▸ AIM: Repeat the material exactly as it appears.

Stored records:

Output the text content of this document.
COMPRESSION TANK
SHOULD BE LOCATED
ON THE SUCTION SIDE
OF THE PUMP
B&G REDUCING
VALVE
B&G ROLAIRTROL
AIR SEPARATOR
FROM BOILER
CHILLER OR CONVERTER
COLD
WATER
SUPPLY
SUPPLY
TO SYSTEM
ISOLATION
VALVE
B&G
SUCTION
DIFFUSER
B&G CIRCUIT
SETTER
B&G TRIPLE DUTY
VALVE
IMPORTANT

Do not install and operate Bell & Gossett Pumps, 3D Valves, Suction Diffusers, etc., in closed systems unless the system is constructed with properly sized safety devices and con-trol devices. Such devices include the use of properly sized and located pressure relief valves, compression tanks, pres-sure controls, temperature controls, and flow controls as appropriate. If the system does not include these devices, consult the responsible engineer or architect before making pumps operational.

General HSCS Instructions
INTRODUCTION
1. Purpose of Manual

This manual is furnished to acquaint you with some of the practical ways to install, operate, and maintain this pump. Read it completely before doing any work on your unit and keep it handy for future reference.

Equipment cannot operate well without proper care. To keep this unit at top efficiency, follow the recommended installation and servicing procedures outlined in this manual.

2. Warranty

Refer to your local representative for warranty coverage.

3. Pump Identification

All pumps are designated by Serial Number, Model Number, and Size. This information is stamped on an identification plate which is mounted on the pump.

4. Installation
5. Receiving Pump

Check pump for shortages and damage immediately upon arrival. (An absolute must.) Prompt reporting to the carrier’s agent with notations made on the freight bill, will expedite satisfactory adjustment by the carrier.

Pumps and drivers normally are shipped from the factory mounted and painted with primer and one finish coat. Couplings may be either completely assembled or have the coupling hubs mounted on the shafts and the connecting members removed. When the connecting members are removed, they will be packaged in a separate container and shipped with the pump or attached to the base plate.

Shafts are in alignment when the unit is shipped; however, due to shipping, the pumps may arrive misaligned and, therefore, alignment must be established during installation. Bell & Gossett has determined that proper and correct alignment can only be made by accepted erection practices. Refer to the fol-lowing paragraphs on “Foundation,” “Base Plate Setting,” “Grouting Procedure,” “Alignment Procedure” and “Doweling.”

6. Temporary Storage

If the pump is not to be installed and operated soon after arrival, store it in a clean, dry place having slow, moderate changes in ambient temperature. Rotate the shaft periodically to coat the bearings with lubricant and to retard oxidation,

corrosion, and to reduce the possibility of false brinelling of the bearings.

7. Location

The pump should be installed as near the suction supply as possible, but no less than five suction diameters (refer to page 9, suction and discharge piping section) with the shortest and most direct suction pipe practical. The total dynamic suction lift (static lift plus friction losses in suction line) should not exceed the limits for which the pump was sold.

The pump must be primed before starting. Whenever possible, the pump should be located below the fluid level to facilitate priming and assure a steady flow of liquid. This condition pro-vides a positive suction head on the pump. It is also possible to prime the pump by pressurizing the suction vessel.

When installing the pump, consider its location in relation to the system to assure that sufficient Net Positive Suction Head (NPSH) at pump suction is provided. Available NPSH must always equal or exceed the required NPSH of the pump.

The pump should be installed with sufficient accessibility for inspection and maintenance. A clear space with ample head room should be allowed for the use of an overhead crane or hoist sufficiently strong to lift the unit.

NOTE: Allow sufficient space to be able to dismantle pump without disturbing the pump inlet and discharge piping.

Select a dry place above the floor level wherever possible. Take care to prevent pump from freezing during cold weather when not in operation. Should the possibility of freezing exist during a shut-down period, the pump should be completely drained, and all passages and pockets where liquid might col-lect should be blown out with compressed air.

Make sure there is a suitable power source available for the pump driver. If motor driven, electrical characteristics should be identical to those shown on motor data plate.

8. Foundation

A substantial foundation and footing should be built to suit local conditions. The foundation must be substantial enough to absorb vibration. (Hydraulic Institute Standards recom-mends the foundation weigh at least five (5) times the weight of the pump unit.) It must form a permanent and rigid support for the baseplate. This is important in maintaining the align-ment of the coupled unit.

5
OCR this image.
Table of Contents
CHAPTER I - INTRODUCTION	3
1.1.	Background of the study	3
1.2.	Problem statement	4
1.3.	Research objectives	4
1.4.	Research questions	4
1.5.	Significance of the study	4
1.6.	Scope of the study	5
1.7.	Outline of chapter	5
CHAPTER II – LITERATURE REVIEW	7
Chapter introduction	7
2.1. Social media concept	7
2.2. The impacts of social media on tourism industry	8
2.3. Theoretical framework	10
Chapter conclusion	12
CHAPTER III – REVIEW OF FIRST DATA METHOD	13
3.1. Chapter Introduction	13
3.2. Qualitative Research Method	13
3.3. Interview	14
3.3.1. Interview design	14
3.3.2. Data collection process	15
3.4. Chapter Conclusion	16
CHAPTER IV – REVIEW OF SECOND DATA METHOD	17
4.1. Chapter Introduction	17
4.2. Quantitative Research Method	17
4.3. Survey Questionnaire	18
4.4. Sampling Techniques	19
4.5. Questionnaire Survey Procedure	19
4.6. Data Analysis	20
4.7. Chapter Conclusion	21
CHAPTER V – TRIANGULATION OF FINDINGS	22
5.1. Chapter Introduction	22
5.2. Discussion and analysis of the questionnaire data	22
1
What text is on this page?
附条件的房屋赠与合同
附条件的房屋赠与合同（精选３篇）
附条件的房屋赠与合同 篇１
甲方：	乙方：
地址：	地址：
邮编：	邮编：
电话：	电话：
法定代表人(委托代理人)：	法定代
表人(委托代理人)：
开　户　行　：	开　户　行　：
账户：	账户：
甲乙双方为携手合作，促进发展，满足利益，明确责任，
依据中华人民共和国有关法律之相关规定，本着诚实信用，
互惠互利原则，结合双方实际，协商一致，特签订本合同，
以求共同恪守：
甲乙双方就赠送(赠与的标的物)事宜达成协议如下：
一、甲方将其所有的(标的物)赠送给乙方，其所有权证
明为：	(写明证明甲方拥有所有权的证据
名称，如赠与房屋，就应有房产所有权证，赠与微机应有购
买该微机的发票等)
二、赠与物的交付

▸ TASK RESULT:
Output the text content of this document.
COMPRESSION TANK
SHOULD BE LOCATED
ON THE SUCTION SIDE
OF THE PUMP
B&G REDUCING
VALVE
B&G ROLAIRTROL
AIR SEPARATOR
FROM BOILER
CHILLER OR CONVERTER
COLD
WATER
SUPPLY
SUPPLY
TO SYSTEM
ISOLATION
VALVE
B&G
SUCTION
DIFFUSER
B&G CIRCUIT
SETTER
B&G TRIPLE DUTY
VALVE
IMPORTANT

Do not install and operate Bell & Gossett Pumps, 3D Valves, Suction Diffusers, etc., in closed systems unless the system is constructed with properly sized safety devices and con-trol devices. Such devices include the use of properly sized and located pressure relief valves, compression tanks, pres-sure controls, temperature controls, and flow controls as appropriate. If the system does not include these devices, consult the responsible engineer or architect before making pumps operational.

General HSCS Instructions
INTRODUCTION
1. Purpose of Manual

This manual is furnished to acquaint you with some of the practical ways to install, operate, and maintain this pump. Read it completely before doing any work on your unit and keep it handy for future reference.

Equipment cannot operate well without proper care. To keep this unit at top efficiency, follow the recommended installation and servicing procedures outlined in this manual.

2. Warranty

Refer to your local representative for warranty coverage.

3. Pump Identification

All pumps are designated by Serial Number, Model Number, and Size. This information is stamped on an identification plate which is mounted on the pump.

4. Installation
5. Receiving Pump

Check pump for shortages and damage immediately upon arrival. (An absolute must.) Prompt reporting to the carrier’s agent with notations made on the freight bill, will expedite satisfactory adjustment by the carrier.

Pumps and drivers normally are shipped from the factory mounted and painted with primer and one finish coat. Couplings may be either completely assembled or have the coupling hubs mounted on the shafts and the connecting members removed. When the connecting members are removed, they will be packaged in a separate container and shipped with the pump or attached to the base plate.

Shafts are in alignment when the unit is shipped; however, due to shipping, the pumps may arrive misaligned and, therefore, alignment must be established during installation. Bell & Gossett has determined that proper and correct alignment can only be made by accepted erection practices. Refer to the fol-lowing paragraphs on “Foundation,” “Base Plate Setting,” “Grouting Procedure,” “Alignment Procedure” and “Doweling.”

6. Temporary Storage

If the pump is not to be installed and operated soon after arrival, store it in a clean, dry place having slow, moderate changes in ambient temperature. Rotate the shaft periodically to coat the bearings with lubricant and to retard oxidation,

corrosion, and to reduce the possibility of false brinelling of the bearings.

7. Location

The pump should be installed as near the suction supply as possible, but no less than five suction diameters (refer to page 9, suction and discharge piping section) with the shortest and most direct suction pipe practical. The total dynamic suction lift (static lift plus friction losses in suction line) should not exceed the limits for which the pump was sold.

The pump must be primed before starting. Whenever possible, the pump should be located below the fluid level to facilitate priming and assure a steady flow of liquid. This condition pro-vides a positive suction head on the pump. It is also possible to prime the pump by pressurizing the suction vessel.

When installing the pump, consider its location in relation to the system to assure that sufficient Net Positive Suction Head (NPSH) at pump suction is provided. Available NPSH must always equal or exceed the required NPSH of the pump.

The pump should be installed with sufficient accessibility for inspection and maintenance. A clear space with ample head room should be allowed for the use of an overhead crane or hoist sufficiently strong to lift the unit.

NOTE: Allow sufficient space to be able to dismantle pump without disturbing the pump inlet and discharge piping.

Select a dry place above the floor level wherever possible. Take care to prevent pump from freezing during cold weather when not in operation. Should the possibility of freezing exist during a shut-down period, the pump should be completely drained, and all passages and pockets where liquid might col-lect should be blown out with compressed air.

Make sure there is a suitable power source available for the pump driver. If motor driven, electrical characteristics should be identical to those shown on motor data plate.

8. Foundation

A substantial foundation and footing should be built to suit local conditions. The foundation must be substantial enough to absorb vibration. (Hydraulic Institute Standards recom-mends the foundation weigh at least five (5) times the weight of the pump unit.) It must form a permanent and rigid support for the baseplate. This is important in maintaining the align-ment of the coupled unit.

5
OCR this image.
Table of Contents
CHAPTER I - INTRODUCTION	3
1.1.	Background of the study	3
1.2.	Problem statement	4
1.3.	Research objectives	4
1.4.	Research questions	4
1.5.	Significance of the study	4
1.6.	Scope of the study	5
1.7.	Outline of chapter	5
CHAPTER II – LITERATURE REVIEW	7
Chapter introduction	7
2.1. Social media concept	7
2.2. The impacts of social media on tourism industry	8
2.3. Theoretical framework	10
Chapter conclusion	12
CHAPTER III – REVIEW OF FIRST DATA METHOD	13
3.1. Chapter Introduction	13
3.2. Qualitative Research Method	13
3.3. Interview	14
3.3.1. Interview design	14
3.3.2. Data collection process	15
3.4. Chapter Conclusion	16
CHAPTER IV – REVIEW OF SECOND DATA METHOD	17
4.1. Chapter Introduction	17
4.2. Quantitative Research Method	17
4.3. Survey Questionnaire	18
4.4. Sampling Techniques	19
4.5. Questionnaire Survey Procedure	19
4.6. Data Analysis	20
4.7. Chapter Conclusion	21
CHAPTER V – TRIANGULATION OF FINDINGS	22
5.1. Chapter Introduction	22
5.2. Discussion and analysis of the questionnaire data	22
1
What text is on this page?
附条件的房屋赠与合同
附条件的房屋赠与合同（精选３篇）
附条件的房屋赠与合同 篇１
甲方：	乙方：
地址：	地址：
邮编：	邮编：
电话：	电话：
法定代表人(委托代理人)：	法定代
表人(委托代理人)：
开　户　行　：	开　户　行　：
账户：	账户：
甲乙双方为携手合作，促进发展，满足利益，明确责任，
依据中华人民共和国有关法律之相关规定，本着诚实信用，
互惠互利原则，结合双方实际，协商一致，特签订本合同，
以求共同恪守：
甲乙双方就赠送(赠与的标的物)事宜达成协议如下：
一、甲方将其所有的(标的物)赠送给乙方，其所有权证
明为：	(写明证明甲方拥有所有权的证据
名称，如赠与房屋，就应有房产所有权证，赠与微机应有购
买该微机的发票等)
二、赠与物的交付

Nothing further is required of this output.